- [WHAT YOU HAVE TO DO] Which lines hold the word "用爱心点燃希望"? Show each of them.

## START

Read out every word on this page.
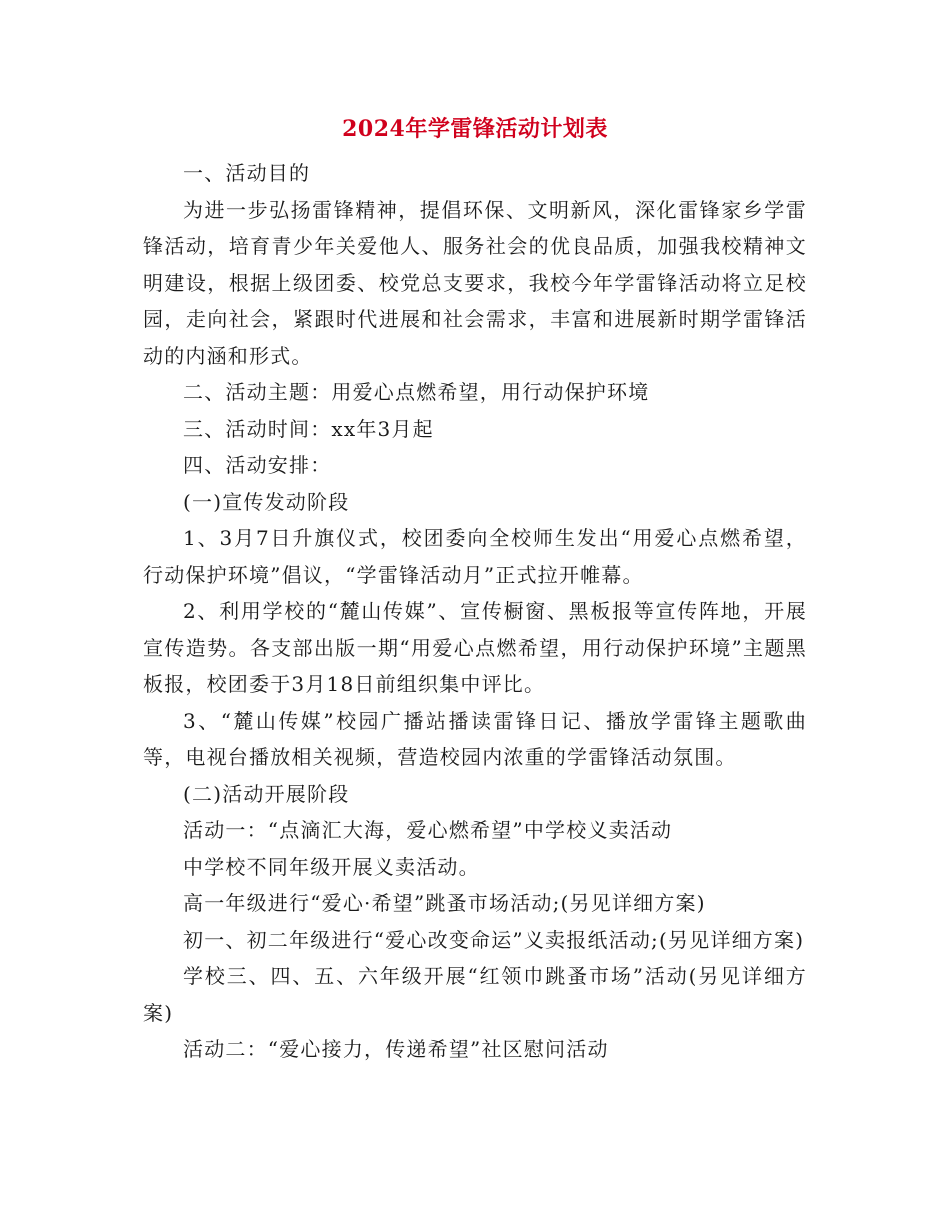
2024年学雷锋活动计划表

一、活动目的

为进一步弘扬雷锋精神，提倡环保、文明新风，深化雷锋家乡学雷锋活动，培育青少年关爱他人、服务社会的优良品质，加强我校精神文明建设，根据上级团委、校党总支要求，我校今年学雷锋活动将立足校园，走向社会，紧跟时代进展和社会需求，丰富和进展新时期学雷锋活动的内涵和形式。

二、活动主题：用爱心点燃希望，用行动保护环境

三、活动时间：xx年3月起

四、活动安排：

(一)宣传发动阶段

1、3月7日升旗仪式，校团委向全校师生发出“用爱心点燃希望，行动保护环境”倡议，“学雷锋活动月”正式拉开帷幕。

2、利用学校的“麓山传媒”、宣传橱窗、黑板报等宣传阵地，开展宣传造势。各支部出版一期“用爱心点燃希望，用行动保护环境”主题黑板报，校团委于3月18日前组织集中评比。

3、“麓山传媒”校园广播站播读雷锋日记、播放学雷锋主题歌曲等，电视台播放相关视频，营造校园内浓重的学雷锋活动氛围。

(二)活动开展阶段

活动一：“点滴汇大海，爱心燃希望”中学校义卖活动

中学校不同年级开展义卖活动。

高一年级进行“爱心·希望”跳蚤市场活动;(另见详细方案)

初一、初二年级进行“爱心改变命运”义卖报纸活动;(另见详细方案)

学校三、四、五、六年级开展“红领巾跳蚤市场”活动(另见详细方案)

活动二：“爱心接力，传递希望”社区慰问活动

## END

- [THE SOLUTION]
二、活动主题：用爱心点燃希望，用行动保护环境
1、3月7日升旗仪式，校团委向全校师生发出“用爱心点燃希望，行动保护环境”倡议，“学雷锋活动月”正式拉开帷幕。
2、利用学校的“麓山传媒”、宣传橱窗、黑板报等宣传阵地，开展宣传造势。各支部出版一期“用爱心点燃希望，用行动保护环境”主题黑板报，校团委于3月18日前组织集中评比。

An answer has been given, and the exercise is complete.